• _DIRECTIONS_: Drop every picture and copy exactly the lines from the one with "Parse this chart and return its data as JSON." through the last line of the listing below.

• _TASK DATA_:
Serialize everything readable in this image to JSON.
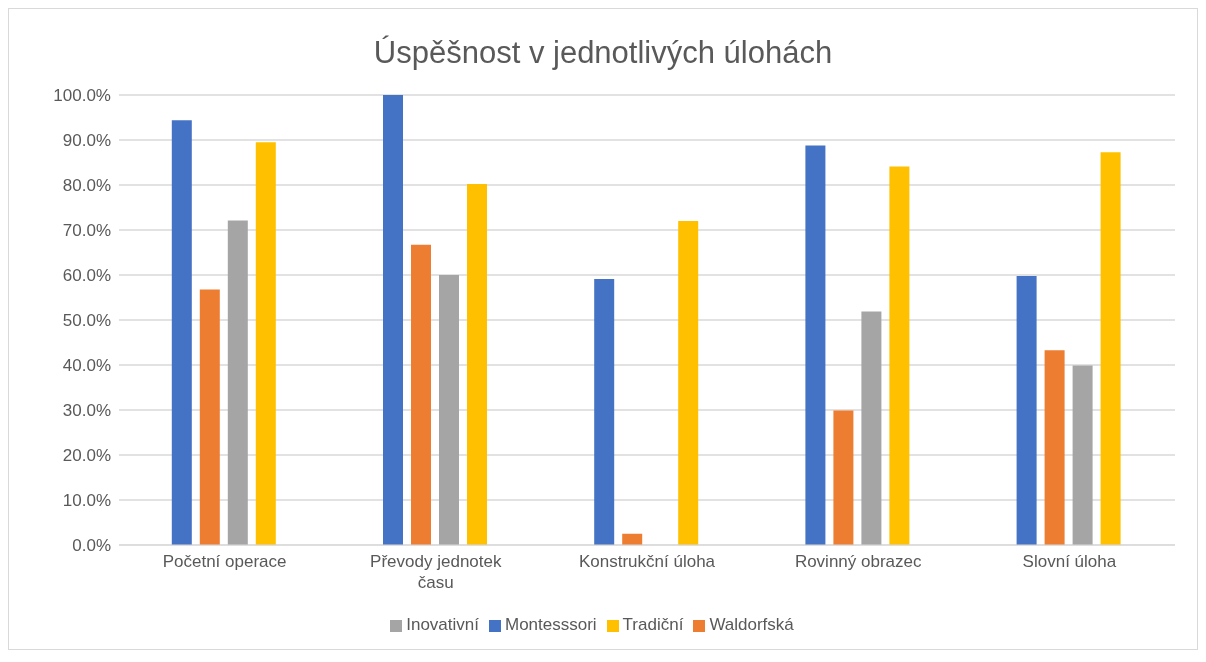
{
  "chart_data": {
    "type": "bar",
    "title": "Úspěšnost v jednotlivých úlohách",
    "categories": [
      "Početní operace",
      "Převody jednotek času",
      "Konstrukční úloha",
      "Rovinný obrazec",
      "Slovní úloha"
    ],
    "series": [
      {
        "name": "Montesssori",
        "color": "#4472c4",
        "values": [
          94.4,
          100,
          59.1,
          88.8,
          59.8
        ]
      },
      {
        "name": "Waldorfská",
        "color": "#ed7d31",
        "values": [
          56.8,
          66.7,
          2.5,
          29.9,
          43.3
        ]
      },
      {
        "name": "Inovativní",
        "color": "#a5a5a5",
        "values": [
          72.1,
          60.0,
          0,
          51.9,
          39.9
        ]
      },
      {
        "name": "Tradiční",
        "color": "#ffc000",
        "values": [
          89.5,
          80.2,
          72.0,
          84.1,
          87.3
        ]
      }
    ],
    "ylim": [
      0,
      100
    ],
    "yticks": [
      {
        "value": 0,
        "label": "0.0%"
      },
      {
        "value": 10,
        "label": "10.0%"
      },
      {
        "value": 20,
        "label": "20.0%"
      },
      {
        "value": 30,
        "label": "30.0%"
      },
      {
        "value": 40,
        "label": "40.0%"
      },
      {
        "value": 50,
        "label": "50.0%"
      },
      {
        "value": 60,
        "label": "60.0%"
      },
      {
        "value": 70,
        "label": "70.0%"
      },
      {
        "value": 80,
        "label": "80.0%"
      },
      {
        "value": 90,
        "label": "90.0%"
      },
      {
        "value": 100,
        "label": "100.0%"
      }
    ],
    "grid": "y",
    "legend": "bottom"
  }
}
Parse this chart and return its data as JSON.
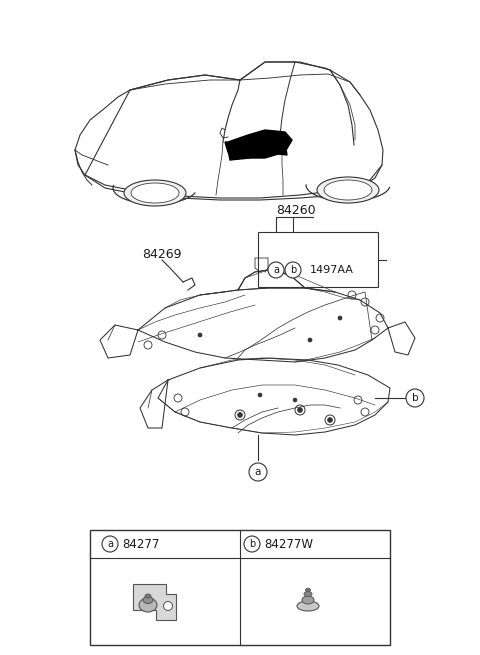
{
  "background_color": "#ffffff",
  "text_color": "#1a1a1a",
  "line_color": "#333333",
  "part_numbers": {
    "main_carpet": "84260",
    "suffix": "1497AA",
    "side_carpet": "84269",
    "clip_a": "84277",
    "clip_b": "84277W"
  },
  "figsize": [
    4.8,
    6.55
  ],
  "dpi": 100
}
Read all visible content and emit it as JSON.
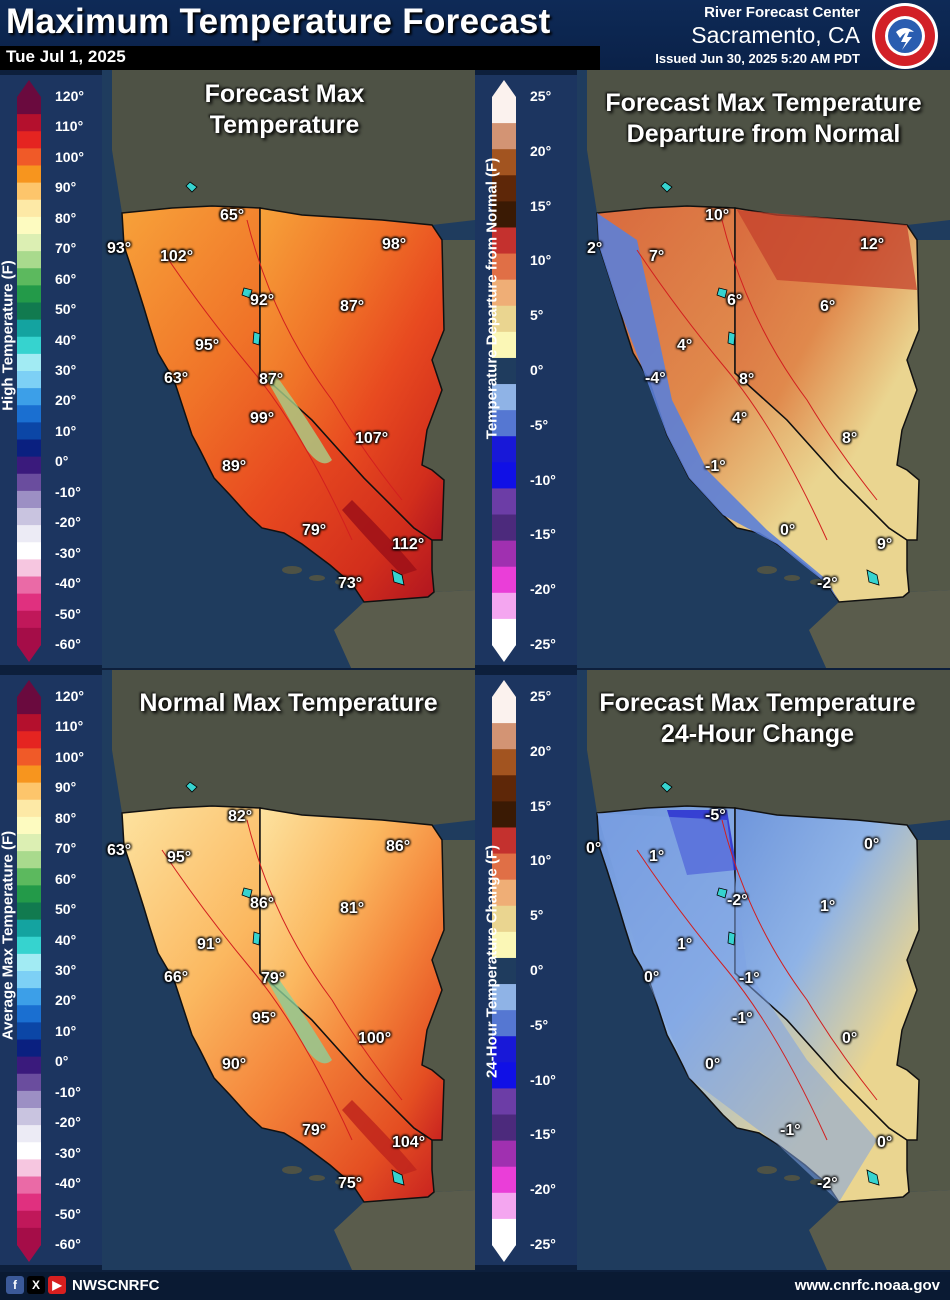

• _SOLUTION BELOW_:
Parse this chart and return its data as JSON.
{
  "background_color": "#ffffff",
  "text_color": "#1a1a1a",
  "line_color": "#333333",
  "part_numbers": {
    "main_carpet": "84260",
    "suffix": "1497AA",
    "side_carpet": "84269",
    "clip_a": "84277",
    "clip_b": "84277W"
  },
  "figsize": [
    4.8,
    6.55
  ],
  "dpi": 100
}
Read all visible content and emit it as JSON.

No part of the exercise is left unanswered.